## GIVEN REQUEST
Extract the listing below in full, unchanged.

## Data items
◇ ◇ ◇ ◇ ◇ ◇ ◇

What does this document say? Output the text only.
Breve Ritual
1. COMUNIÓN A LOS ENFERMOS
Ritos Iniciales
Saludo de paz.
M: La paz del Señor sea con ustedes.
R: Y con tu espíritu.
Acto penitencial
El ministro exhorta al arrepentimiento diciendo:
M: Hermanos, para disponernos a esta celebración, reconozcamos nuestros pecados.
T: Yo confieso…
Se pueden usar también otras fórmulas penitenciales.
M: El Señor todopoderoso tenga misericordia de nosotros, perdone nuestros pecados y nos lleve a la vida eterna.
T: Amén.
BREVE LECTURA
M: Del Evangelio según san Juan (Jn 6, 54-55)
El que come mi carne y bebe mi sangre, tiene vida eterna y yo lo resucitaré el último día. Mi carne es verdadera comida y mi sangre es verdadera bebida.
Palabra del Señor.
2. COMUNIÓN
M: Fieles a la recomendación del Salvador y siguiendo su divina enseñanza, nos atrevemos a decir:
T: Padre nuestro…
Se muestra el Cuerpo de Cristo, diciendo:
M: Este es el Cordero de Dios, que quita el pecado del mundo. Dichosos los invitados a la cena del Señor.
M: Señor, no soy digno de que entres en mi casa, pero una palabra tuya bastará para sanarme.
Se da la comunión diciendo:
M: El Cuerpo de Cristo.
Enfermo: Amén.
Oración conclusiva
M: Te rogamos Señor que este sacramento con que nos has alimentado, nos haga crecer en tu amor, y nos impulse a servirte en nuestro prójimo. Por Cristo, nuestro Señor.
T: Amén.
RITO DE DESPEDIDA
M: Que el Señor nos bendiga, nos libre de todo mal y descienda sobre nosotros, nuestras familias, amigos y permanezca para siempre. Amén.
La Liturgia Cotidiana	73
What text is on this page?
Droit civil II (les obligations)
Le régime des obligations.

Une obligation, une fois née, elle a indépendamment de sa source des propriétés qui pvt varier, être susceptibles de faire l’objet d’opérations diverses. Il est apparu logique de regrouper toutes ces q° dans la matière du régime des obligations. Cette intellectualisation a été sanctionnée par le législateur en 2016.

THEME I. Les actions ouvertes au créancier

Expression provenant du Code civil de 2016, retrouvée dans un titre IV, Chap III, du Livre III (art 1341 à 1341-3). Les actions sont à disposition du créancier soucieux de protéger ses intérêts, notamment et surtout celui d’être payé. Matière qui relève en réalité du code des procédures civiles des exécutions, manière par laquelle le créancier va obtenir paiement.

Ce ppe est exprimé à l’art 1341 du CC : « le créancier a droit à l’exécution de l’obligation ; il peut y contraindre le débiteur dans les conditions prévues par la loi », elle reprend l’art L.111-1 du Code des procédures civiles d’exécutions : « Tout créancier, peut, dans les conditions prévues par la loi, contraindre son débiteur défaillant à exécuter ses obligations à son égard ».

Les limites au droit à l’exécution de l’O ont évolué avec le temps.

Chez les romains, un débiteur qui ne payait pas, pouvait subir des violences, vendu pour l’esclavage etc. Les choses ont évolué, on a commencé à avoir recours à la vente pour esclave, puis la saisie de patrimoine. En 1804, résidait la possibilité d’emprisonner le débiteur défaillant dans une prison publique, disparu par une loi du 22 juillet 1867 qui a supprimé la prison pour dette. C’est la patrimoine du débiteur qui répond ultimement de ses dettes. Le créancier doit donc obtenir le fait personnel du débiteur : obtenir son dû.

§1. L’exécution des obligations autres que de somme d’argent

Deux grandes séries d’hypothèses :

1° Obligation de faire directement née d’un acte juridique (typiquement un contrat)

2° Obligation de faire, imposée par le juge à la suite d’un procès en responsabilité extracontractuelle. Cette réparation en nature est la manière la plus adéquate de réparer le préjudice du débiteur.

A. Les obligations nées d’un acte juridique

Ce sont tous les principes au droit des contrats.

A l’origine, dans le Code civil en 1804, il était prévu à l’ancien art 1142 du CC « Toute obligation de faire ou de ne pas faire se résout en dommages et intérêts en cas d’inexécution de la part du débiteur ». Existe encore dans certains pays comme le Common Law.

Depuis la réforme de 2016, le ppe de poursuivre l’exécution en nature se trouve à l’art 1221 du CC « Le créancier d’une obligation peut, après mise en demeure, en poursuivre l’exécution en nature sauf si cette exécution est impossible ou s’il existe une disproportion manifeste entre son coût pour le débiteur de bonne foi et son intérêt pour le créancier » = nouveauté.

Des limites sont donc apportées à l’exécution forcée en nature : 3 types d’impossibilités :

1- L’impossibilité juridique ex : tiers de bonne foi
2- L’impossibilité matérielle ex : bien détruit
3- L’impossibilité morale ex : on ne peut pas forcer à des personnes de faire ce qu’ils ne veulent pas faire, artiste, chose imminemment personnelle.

◇ ◇ ◇ ◇ ◇ ◇ ◇

## RESULT
What does this document say? Output the text only.
Breve Ritual
1. COMUNIÓN A LOS ENFERMOS
Ritos Iniciales
Saludo de paz.
M: La paz del Señor sea con ustedes.
R: Y con tu espíritu.
Acto penitencial
El ministro exhorta al arrepentimiento diciendo:
M: Hermanos, para disponernos a esta celebración, reconozcamos nuestros pecados.
T: Yo confieso…
Se pueden usar también otras fórmulas penitenciales.
M: El Señor todopoderoso tenga misericordia de nosotros, perdone nuestros pecados y nos lleve a la vida eterna.
T: Amén.
BREVE LECTURA
M: Del Evangelio según san Juan (Jn 6, 54-55)
El que come mi carne y bebe mi sangre, tiene vida eterna y yo lo resucitaré el último día. Mi carne es verdadera comida y mi sangre es verdadera bebida.
Palabra del Señor.
2. COMUNIÓN
M: Fieles a la recomendación del Salvador y siguiendo su divina enseñanza, nos atrevemos a decir:
T: Padre nuestro…
Se muestra el Cuerpo de Cristo, diciendo:
M: Este es el Cordero de Dios, que quita el pecado del mundo. Dichosos los invitados a la cena del Señor.
M: Señor, no soy digno de que entres en mi casa, pero una palabra tuya bastará para sanarme.
Se da la comunión diciendo:
M: El Cuerpo de Cristo.
Enfermo: Amén.
Oración conclusiva
M: Te rogamos Señor que este sacramento con que nos has alimentado, nos haga crecer en tu amor, y nos impulse a servirte en nuestro prójimo. Por Cristo, nuestro Señor.
T: Amén.
RITO DE DESPEDIDA
M: Que el Señor nos bendiga, nos libre de todo mal y descienda sobre nosotros, nuestras familias, amigos y permanezca para siempre. Amén.
La Liturgia Cotidiana	73
What text is on this page?
Droit civil II (les obligations)
Le régime des obligations.

Une obligation, une fois née, elle a indépendamment de sa source des propriétés qui pvt varier, être susceptibles de faire l’objet d’opérations diverses. Il est apparu logique de regrouper toutes ces q° dans la matière du régime des obligations. Cette intellectualisation a été sanctionnée par le législateur en 2016.

THEME I. Les actions ouvertes au créancier

Expression provenant du Code civil de 2016, retrouvée dans un titre IV, Chap III, du Livre III (art 1341 à 1341-3). Les actions sont à disposition du créancier soucieux de protéger ses intérêts, notamment et surtout celui d’être payé. Matière qui relève en réalité du code des procédures civiles des exécutions, manière par laquelle le créancier va obtenir paiement.

Ce ppe est exprimé à l’art 1341 du CC : « le créancier a droit à l’exécution de l’obligation ; il peut y contraindre le débiteur dans les conditions prévues par la loi », elle reprend l’art L.111-1 du Code des procédures civiles d’exécutions : « Tout créancier, peut, dans les conditions prévues par la loi, contraindre son débiteur défaillant à exécuter ses obligations à son égard ».

Les limites au droit à l’exécution de l’O ont évolué avec le temps.

Chez les romains, un débiteur qui ne payait pas, pouvait subir des violences, vendu pour l’esclavage etc. Les choses ont évolué, on a commencé à avoir recours à la vente pour esclave, puis la saisie de patrimoine. En 1804, résidait la possibilité d’emprisonner le débiteur défaillant dans une prison publique, disparu par une loi du 22 juillet 1867 qui a supprimé la prison pour dette. C’est la patrimoine du débiteur qui répond ultimement de ses dettes. Le créancier doit donc obtenir le fait personnel du débiteur : obtenir son dû.

§1. L’exécution des obligations autres que de somme d’argent

Deux grandes séries d’hypothèses :

1° Obligation de faire directement née d’un acte juridique (typiquement un contrat)

2° Obligation de faire, imposée par le juge à la suite d’un procès en responsabilité extracontractuelle. Cette réparation en nature est la manière la plus adéquate de réparer le préjudice du débiteur.

A. Les obligations nées d’un acte juridique

Ce sont tous les principes au droit des contrats.

A l’origine, dans le Code civil en 1804, il était prévu à l’ancien art 1142 du CC « Toute obligation de faire ou de ne pas faire se résout en dommages et intérêts en cas d’inexécution de la part du débiteur ». Existe encore dans certains pays comme le Common Law.

Depuis la réforme de 2016, le ppe de poursuivre l’exécution en nature se trouve à l’art 1221 du CC « Le créancier d’une obligation peut, après mise en demeure, en poursuivre l’exécution en nature sauf si cette exécution est impossible ou s’il existe une disproportion manifeste entre son coût pour le débiteur de bonne foi et son intérêt pour le créancier » = nouveauté.

Des limites sont donc apportées à l’exécution forcée en nature : 3 types d’impossibilités :

1- L’impossibilité juridique ex : tiers de bonne foi
2- L’impossibilité matérielle ex : bien détruit
3- L’impossibilité morale ex : on ne peut pas forcer à des personnes de faire ce qu’ils ne veulent pas faire, artiste, chose imminemment personnelle.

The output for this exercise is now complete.